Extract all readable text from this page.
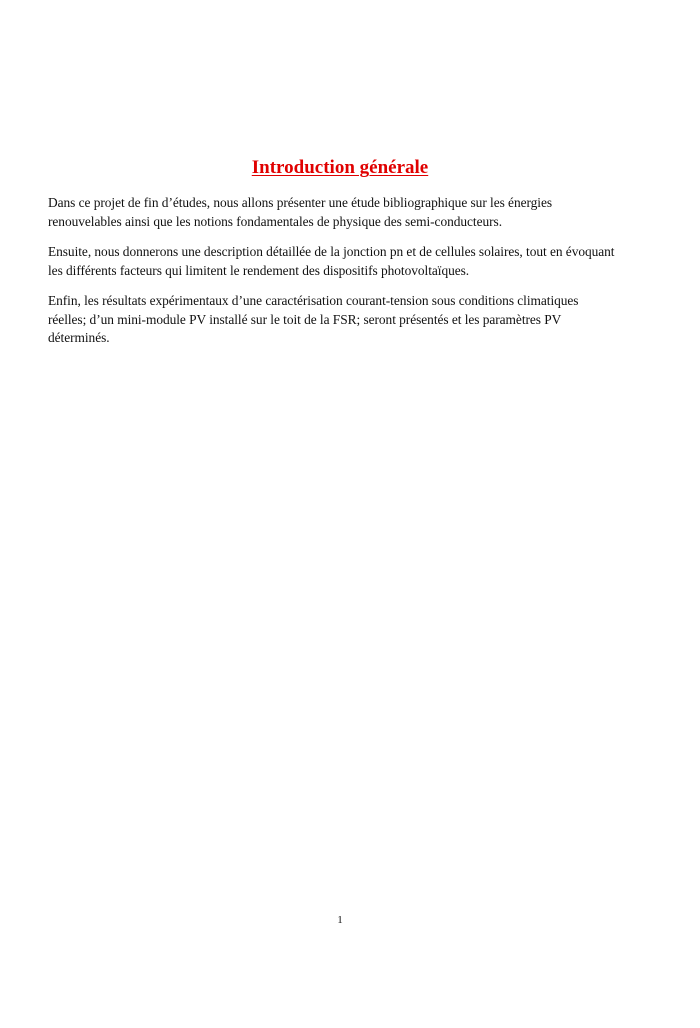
Introduction générale

Dans ce projet de fin d’études, nous allons présenter une étude bibliographique sur les énergies renouvelables ainsi que les notions fondamentales de physique des semi-conducteurs.

Ensuite, nous donnerons une description détaillée de la jonction pn et de cellules solaires, tout en évoquant les différents facteurs qui limitent le rendement des dispositifs photovoltaïques.

Enfin, les résultats expérimentaux d’une caractérisation courant-tension sous conditions climatiques réelles; d’un mini-module PV installé sur le toit de la FSR; seront présentés et les paramètres PV déterminés.

1
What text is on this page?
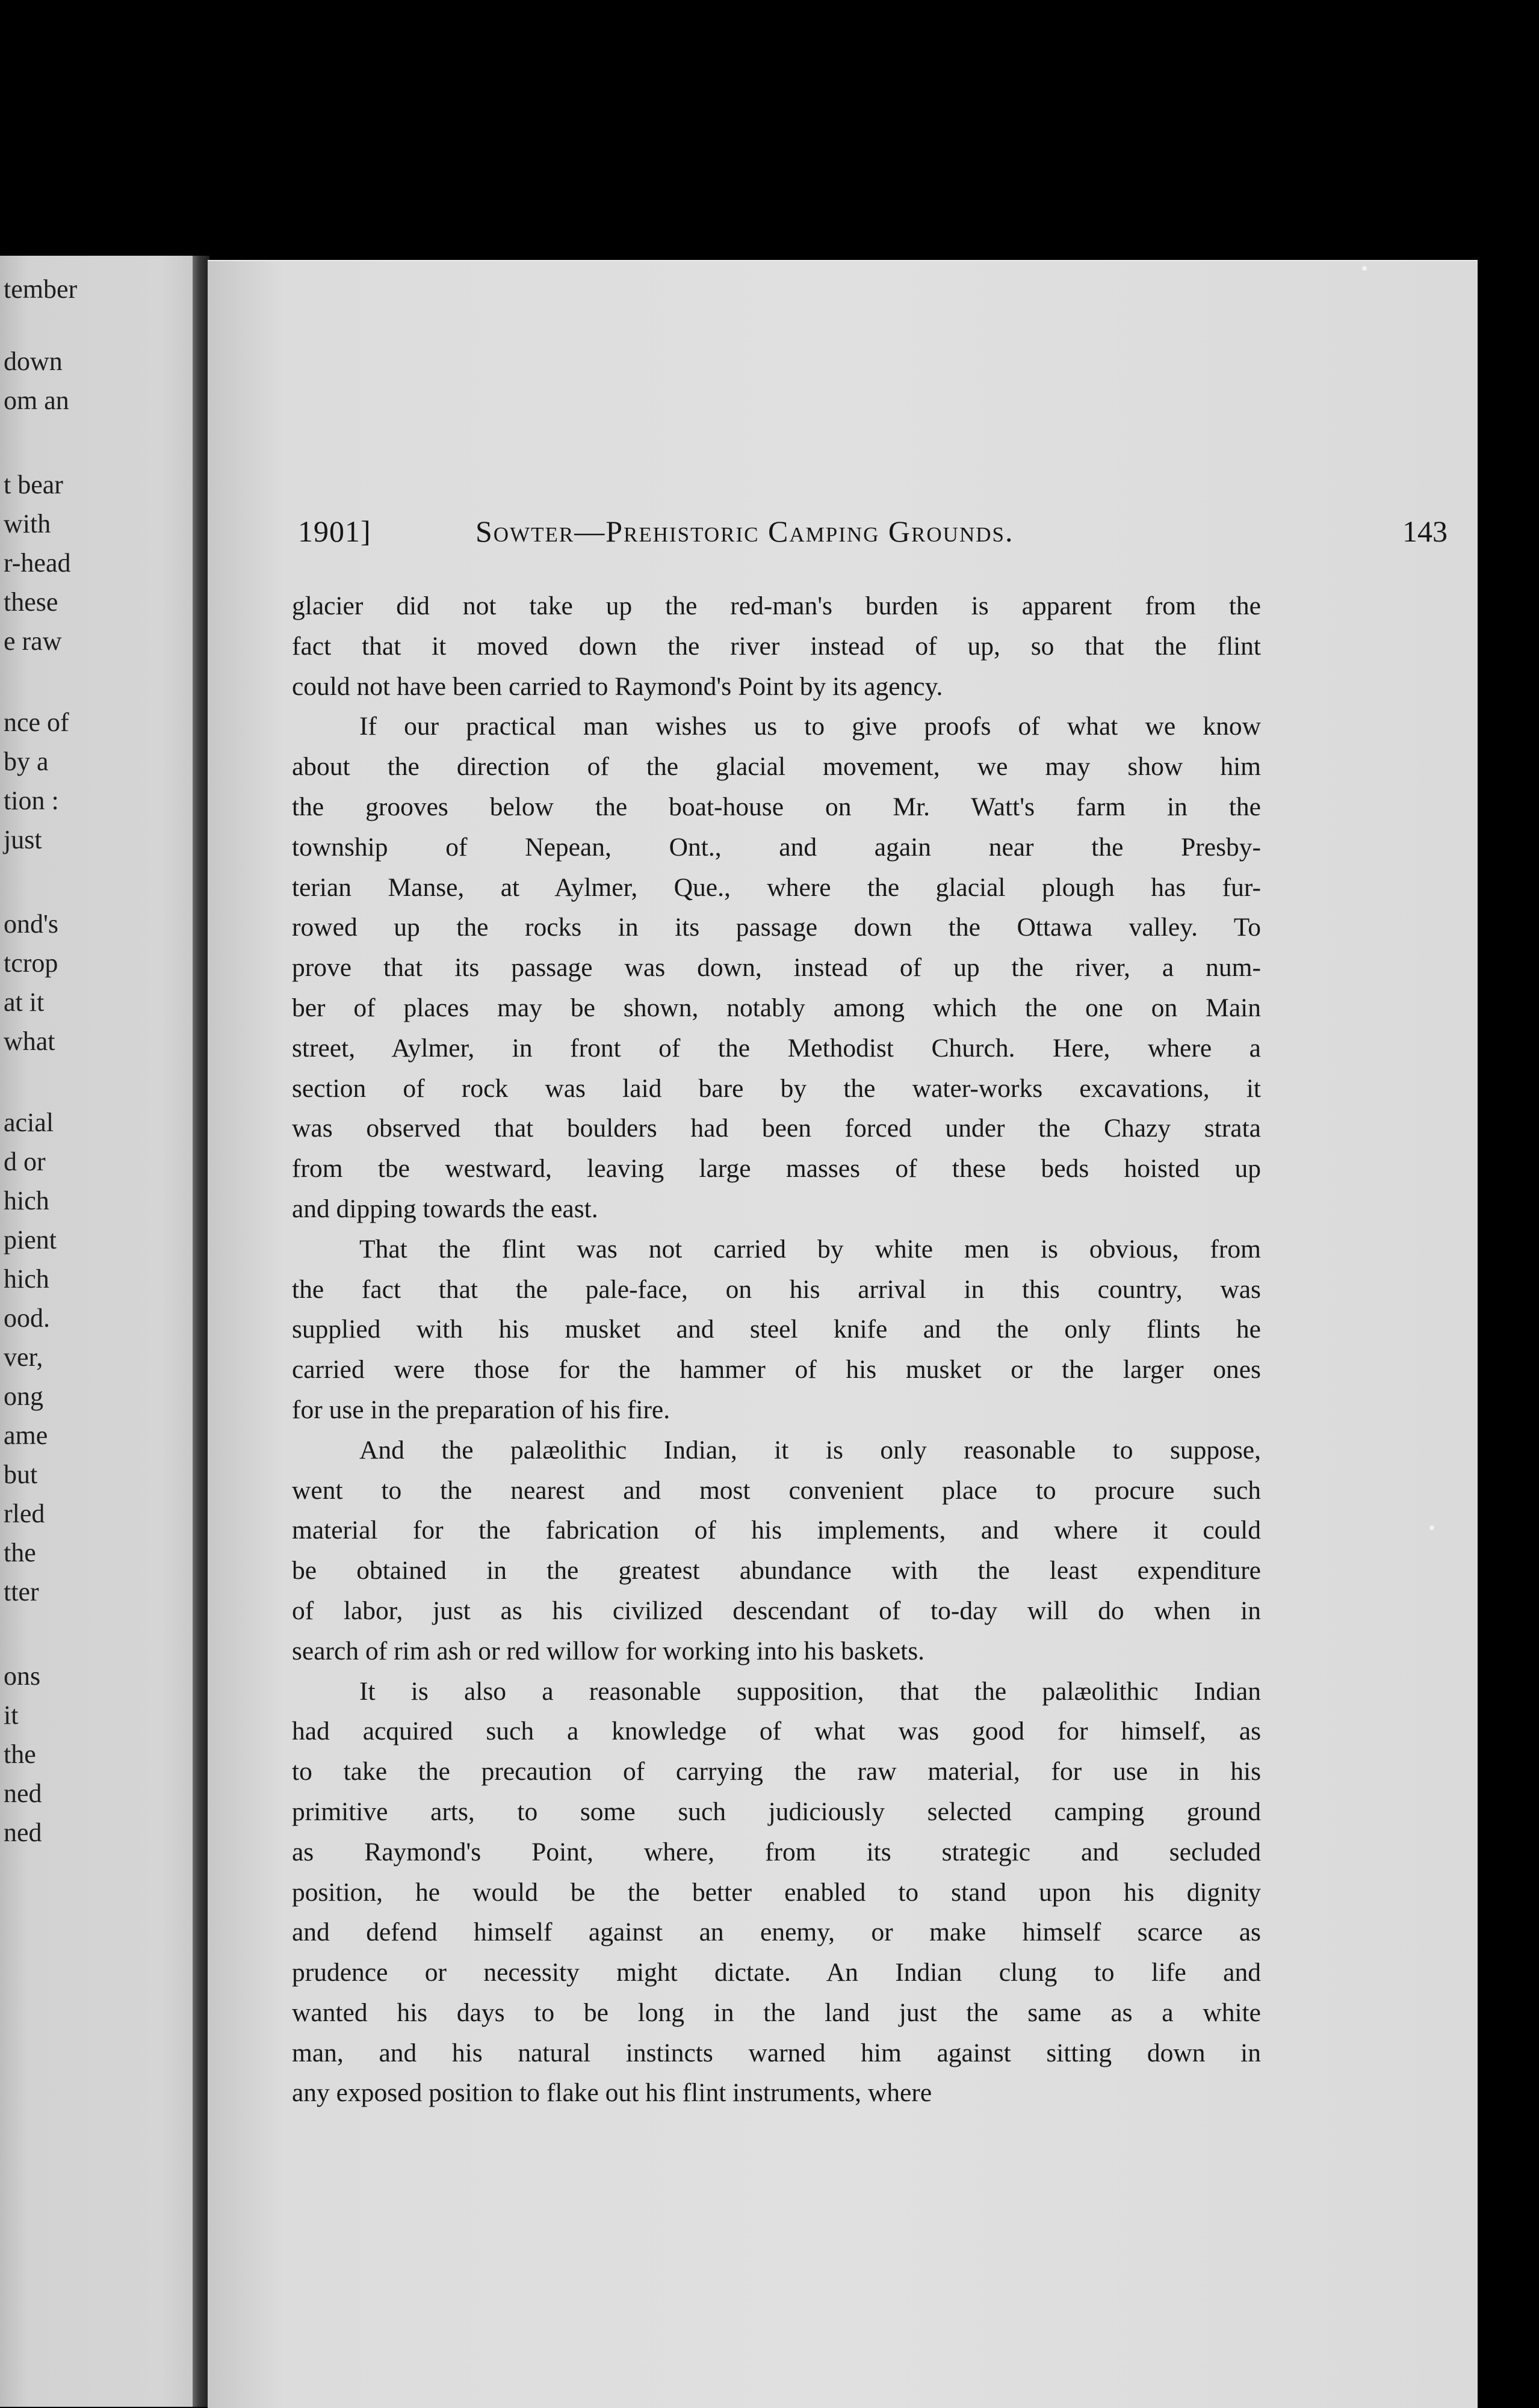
tember
down
om an
t bear
with
r-head
these
e raw
nce of
by a
tion :
just
ond's
tcrop
at it
what
acial
d or
hich
pient
hich
ood.
ver,
ong
ame
but
rled
the
tter
ons
it
the
ned
ned
1901]	Sowter—Prehistoric Camping Grounds.	143
glacier did not take up the red-man's burden is apparent from the
fact that it moved down the river instead of up, so that the flint
could not have been carried to Raymond's Point by its agency.
If our practical man wishes us to give proofs of what we know
about the direction of the glacial movement, we may show him
the grooves below the boat-house on Mr. Watt's farm in the
township of Nepean, Ont., and again near the Presby-
terian Manse, at Aylmer, Que., where the glacial plough has fur-
rowed up the rocks in its passage down the Ottawa valley. To
prove that its passage was down, instead of up the river, a num-
ber of places may be shown, notably among which the one on Main
street, Aylmer, in front of the Methodist Church. Here, where a
section of rock was laid bare by the water-works excavations, it
was observed that boulders had been forced under the Chazy strata
from tbe westward, leaving large masses of these beds hoisted up
and dipping towards the east.
That the flint was not carried by white men is obvious, from
the fact that the pale-face, on his arrival in this country, was
supplied with his musket and steel knife and the only flints he
carried were those for the hammer of his musket or the larger ones
for use in the preparation of his fire.
And the palæolithic Indian, it is only reasonable to suppose,
went to the nearest and most convenient place to procure such
material for the fabrication of his implements, and where it could
be obtained in the greatest abundance with the least expenditure
of labor, just as his civilized descendant of to-day will do when in
search of rim ash or red willow for working into his baskets.
It is also a reasonable supposition, that the palæolithic Indian
had acquired such a knowledge of what was good for himself, as
to take the precaution of carrying the raw material, for use in his
primitive arts, to some such judiciously selected camping ground
as Raymond's Point, where, from its strategic and secluded
position, he would be the better enabled to stand upon his dignity
and defend himself against an enemy, or make himself scarce as
prudence or necessity might dictate. An Indian clung to life and
wanted his days to be long in the land just the same as a white
man, and his natural instincts warned him against sitting down in
any exposed position to flake out his flint instruments, where
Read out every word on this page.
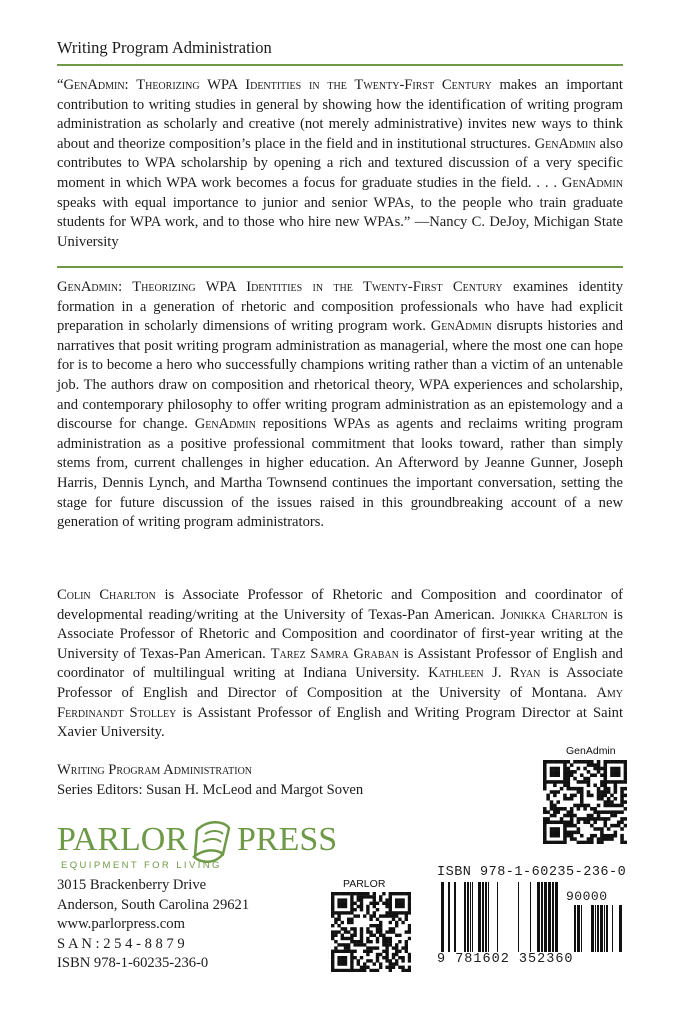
Writing Program Administration
“GenAdmin: Theorizing WPA Identities in the Twenty-First Century makes an important contribution to writing studies in general by showing how the identification of writing program administration as scholarly and creative (not merely administrative) invites new ways to think about and theorize composition’s place in the field and in institutional structures. GenAdmin also contributes to WPA scholarship by opening a rich and textured discussion of a very specific moment in which WPA work becomes a focus for graduate studies in the field. . . . GenAdmin speaks with equal importance to junior and senior WPAs, to the people who train graduate students for WPA work, and to those who hire new WPAs.” —Nancy C. DeJoy, Michigan State University
GenAdmin: Theorizing WPA Identities in the Twenty-First Century examines identity formation in a generation of rhetoric and composition professionals who have had explicit preparation in scholarly dimensions of writing program work. GenAdmin disrupts histories and narratives that posit writing program administration as managerial, where the most one can hope for is to become a hero who successfully champions writing rather than a victim of an untenable job. The authors draw on composition and rhetorical theory, WPA experiences and scholarship, and contemporary philosophy to offer writing program administration as an epistemology and a discourse for change. GenAdmin repositions WPAs as agents and reclaims writing program administration as a positive professional commitment that looks toward, rather than simply stems from, current challenges in higher education. An Afterword by Jeanne Gunner, Joseph Harris, Dennis Lynch, and Martha Townsend continues the important conversation, setting the stage for future discussion of the issues raised in this groundbreaking account of a new generation of writing program administrators.
Colin Charlton is Associate Professor of Rhetoric and Composition and coordinator of developmental reading/writing at the University of Texas-Pan American. Jonikka Charlton is Associate Professor of Rhetoric and Composition and coordinator of first-year writing at the University of Texas-Pan American. Tarez Samra Graban is Assistant Professor of English and coordinator of multilingual writing at Indiana University. Kathleen J. Ryan is Associate Professor of English and Director of Composition at the University of Montana. Amy Ferdinandt Stolley is Assistant Professor of English and Writing Program Director at Saint Xavier University.
Writing Program Administration
Series Editors: Susan H. McLeod and Margot Soven
PARLOR PRESS
EQUIPMENT FOR LIVING
3015 Brackenberry Drive
Anderson, South Carolina 29621
www.parlorpress.com
S A N : 2 5 4 - 8 8 7 9
ISBN 978-1-60235-236-0
GenAdmin
PARLOR
ISBN 978-1-60235-236-0
90000
9 781602 352360
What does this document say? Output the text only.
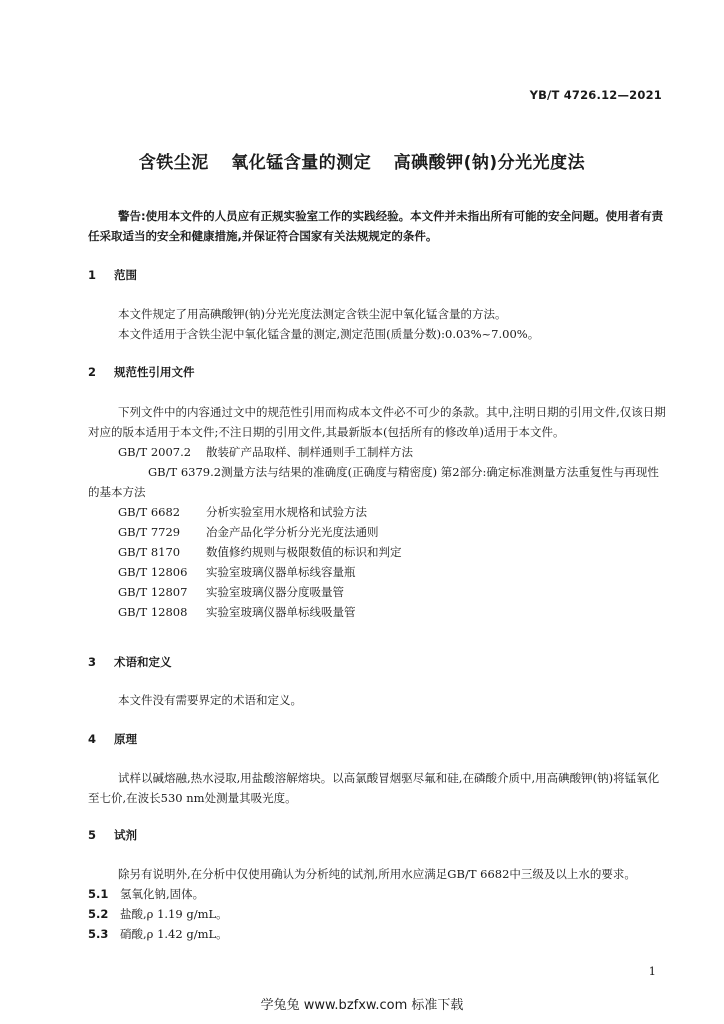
YB/T 4726.12—2021
含铁尘泥 氧化锰含量的测定 高碘酸钾(钠)分光光度法
警告:使用本文件的人员应有正规实验室工作的实践经验。本文件并未指出所有可能的安全问题。使用者有责任采取适当的安全和健康措施,并保证符合国家有关法规规定的条件。
1 范围

本文件规定了用高碘酸钾(钠)分光光度法测定含铁尘泥中氧化锰含量的方法。

本文件适用于含铁尘泥中氧化锰含量的测定,测定范围(质量分数):0.03%~7.00%。

2 规范性引用文件

下列文件中的内容通过文中的规范性引用而构成本文件必不可少的条款。其中,注明日期的引用文件,仅该日期对应的版本适用于本文件;不注日期的引用文件,其最新版本(包括所有的修改单)适用于本文件。

GB/T 2007.2 散装矿产品取样、制样通则手工制样方法

GB/T 6379.2测量方法与结果的准确度(正确度与精密度) 第2部分:确定标准测量方法重复性与再现性的基本方法

GB/T 6682 分析实验室用水规格和试验方法

GB/T 7729 冶金产品化学分析分光光度法通则

GB/T 8170 数值修约规则与极限数值的标识和判定

GB/T 12806 实验室玻璃仪器单标线容量瓶

GB/T 12807 实验室玻璃仪器分度吸量管

GB/T 12808 实验室玻璃仪器单标线吸量管

3 术语和定义

本文件没有需要界定的术语和定义。

4 原理

试样以碱熔融,热水浸取,用盐酸溶解熔块。以高氯酸冒烟驱尽氟和硅,在磷酸介质中,用高碘酸钾(钠)将锰氧化至七价,在波长530 nm处测量其吸光度。

5 试剂

除另有说明外,在分析中仅使用确认为分析纯的试剂,所用水应满足GB/T 6682中三级及以上水的要求。

5.1 氢氧化钠,固体。

5.2 盐酸,ρ 1.19 g/mL。

5.3 硝酸,ρ 1.42 g/mL。

1
学兔兔 www.bzfxw.com 标准下载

━━━

The problem: Reproduce every record word for word. The copy must contain no pictures.

Exercise result:
Extract all readable text from this page.
Introduction générale

Dans ce projet de fin d’études, nous allons présenter une étude bibliographique sur les énergies renouvelables ainsi que les notions fondamentales de physique des semi-conducteurs.

Ensuite, nous donnerons une description détaillée de la jonction pn et de cellules solaires, tout en évoquant les différents facteurs qui limitent le rendement des dispositifs photovoltaïques.

Enfin, les résultats expérimentaux d’une caractérisation courant-tension sous conditions climatiques réelles; d’un mini-module PV installé sur le toit de la FSR; seront présentés et les paramètres PV déterminés.

1
What text is on this page?
tember
down
om an
t bear
with
r-head
these
e raw
nce of
by a
tion :
just
ond's
tcrop
at it
what
acial
d or
hich
pient
hich
ood.
ver,
ong
ame
but
rled
the
tter
ons
it
the
ned
ned
1901]	Sowter—Prehistoric Camping Grounds.	143
glacier did not take up the red-man's burden is apparent from the
fact that it moved down the river instead of up, so that the flint
could not have been carried to Raymond's Point by its agency.
If our practical man wishes us to give proofs of what we know
about the direction of the glacial movement, we may show him
the grooves below the boat-house on Mr. Watt's farm in the
township of Nepean, Ont., and again near the Presby-
terian Manse, at Aylmer, Que., where the glacial plough has fur-
rowed up the rocks in its passage down the Ottawa valley. To
prove that its passage was down, instead of up the river, a num-
ber of places may be shown, notably among which the one on Main
street, Aylmer, in front of the Methodist Church. Here, where a
section of rock was laid bare by the water-works excavations, it
was observed that boulders had been forced under the Chazy strata
from tbe westward, leaving large masses of these beds hoisted up
and dipping towards the east.
That the flint was not carried by white men is obvious, from
the fact that the pale-face, on his arrival in this country, was
supplied with his musket and steel knife and the only flints he
carried were those for the hammer of his musket or the larger ones
for use in the preparation of his fire.
And the palæolithic Indian, it is only reasonable to suppose,
went to the nearest and most convenient place to procure such
material for the fabrication of his implements, and where it could
be obtained in the greatest abundance with the least expenditure
of labor, just as his civilized descendant of to-day will do when in
search of rim ash or red willow for working into his baskets.
It is also a reasonable supposition, that the palæolithic Indian
had acquired such a knowledge of what was good for himself, as
to take the precaution of carrying the raw material, for use in his
primitive arts, to some such judiciously selected camping ground
as Raymond's Point, where, from its strategic and secluded
position, he would be the better enabled to stand upon his dignity
and defend himself against an enemy, or make himself scarce as
prudence or necessity might dictate. An Indian clung to life and
wanted his days to be long in the land just the same as a white
man, and his natural instincts warned him against sitting down in
any exposed position to flake out his flint instruments, where
Read out every word on this page.
Writing Program Administration
“GenAdmin: Theorizing WPA Identities in the Twenty-First Century makes an important contribution to writing studies in general by showing how the identification of writing program administration as scholarly and creative (not merely administrative) invites new ways to think about and theorize composition’s place in the field and in institutional structures. GenAdmin also contributes to WPA scholarship by opening a rich and textured discussion of a very specific moment in which WPA work becomes a focus for graduate studies in the field. . . . GenAdmin speaks with equal importance to junior and senior WPAs, to the people who train graduate students for WPA work, and to those who hire new WPAs.” —Nancy C. DeJoy, Michigan State University
GenAdmin: Theorizing WPA Identities in the Twenty-First Century examines identity formation in a generation of rhetoric and composition professionals who have had explicit preparation in scholarly dimensions of writing program work. GenAdmin disrupts histories and narratives that posit writing program administration as managerial, where the most one can hope for is to become a hero who successfully champions writing rather than a victim of an untenable job. The authors draw on composition and rhetorical theory, WPA experiences and scholarship, and contemporary philosophy to offer writing program administration as an epistemology and a discourse for change. GenAdmin repositions WPAs as agents and reclaims writing program administration as a positive professional commitment that looks toward, rather than simply stems from, current challenges in higher education. An Afterword by Jeanne Gunner, Joseph Harris, Dennis Lynch, and Martha Townsend continues the important conversation, setting the stage for future discussion of the issues raised in this groundbreaking account of a new generation of writing program administrators.
Colin Charlton is Associate Professor of Rhetoric and Composition and coordinator of developmental reading/writing at the University of Texas-Pan American. Jonikka Charlton is Associate Professor of Rhetoric and Composition and coordinator of first-year writing at the University of Texas-Pan American. Tarez Samra Graban is Assistant Professor of English and coordinator of multilingual writing at Indiana University. Kathleen J. Ryan is Associate Professor of English and Director of Composition at the University of Montana. Amy Ferdinandt Stolley is Assistant Professor of English and Writing Program Director at Saint Xavier University.
Writing Program Administration
Series Editors: Susan H. McLeod and Margot Soven
PARLOR PRESS
EQUIPMENT FOR LIVING
3015 Brackenberry Drive
Anderson, South Carolina 29621
www.parlorpress.com
S A N : 2 5 4 - 8 8 7 9
ISBN 978-1-60235-236-0
GenAdmin
PARLOR
ISBN 978-1-60235-236-0
90000
9 781602 352360
What does this document say? Output the text only.
YB/T 4726.12—2021
含铁尘泥 氧化锰含量的测定 高碘酸钾(钠)分光光度法
警告:使用本文件的人员应有正规实验室工作的实践经验。本文件并未指出所有可能的安全问题。使用者有责任采取适当的安全和健康措施,并保证符合国家有关法规规定的条件。
1 范围

本文件规定了用高碘酸钾(钠)分光光度法测定含铁尘泥中氧化锰含量的方法。

本文件适用于含铁尘泥中氧化锰含量的测定,测定范围(质量分数):0.03%~7.00%。

2 规范性引用文件

下列文件中的内容通过文中的规范性引用而构成本文件必不可少的条款。其中,注明日期的引用文件,仅该日期对应的版本适用于本文件;不注日期的引用文件,其最新版本(包括所有的修改单)适用于本文件。

GB/T 2007.2 散装矿产品取样、制样通则手工制样方法

GB/T 6379.2测量方法与结果的准确度(正确度与精密度) 第2部分:确定标准测量方法重复性与再现性的基本方法

GB/T 6682 分析实验室用水规格和试验方法

GB/T 7729 冶金产品化学分析分光光度法通则

GB/T 8170 数值修约规则与极限数值的标识和判定

GB/T 12806 实验室玻璃仪器单标线容量瓶

GB/T 12807 实验室玻璃仪器分度吸量管

GB/T 12808 实验室玻璃仪器单标线吸量管

3 术语和定义

本文件没有需要界定的术语和定义。

4 原理

试样以碱熔融,热水浸取,用盐酸溶解熔块。以高氯酸冒烟驱尽氟和硅,在磷酸介质中,用高碘酸钾(钠)将锰氧化至七价,在波长530 nm处测量其吸光度。

5 试剂

除另有说明外,在分析中仅使用确认为分析纯的试剂,所用水应满足GB/T 6682中三级及以上水的要求。

5.1 氢氧化钠,固体。

5.2 盐酸,ρ 1.19 g/mL。

5.3 硝酸,ρ 1.42 g/mL。

1
学兔兔 www.bzfxw.com 标准下载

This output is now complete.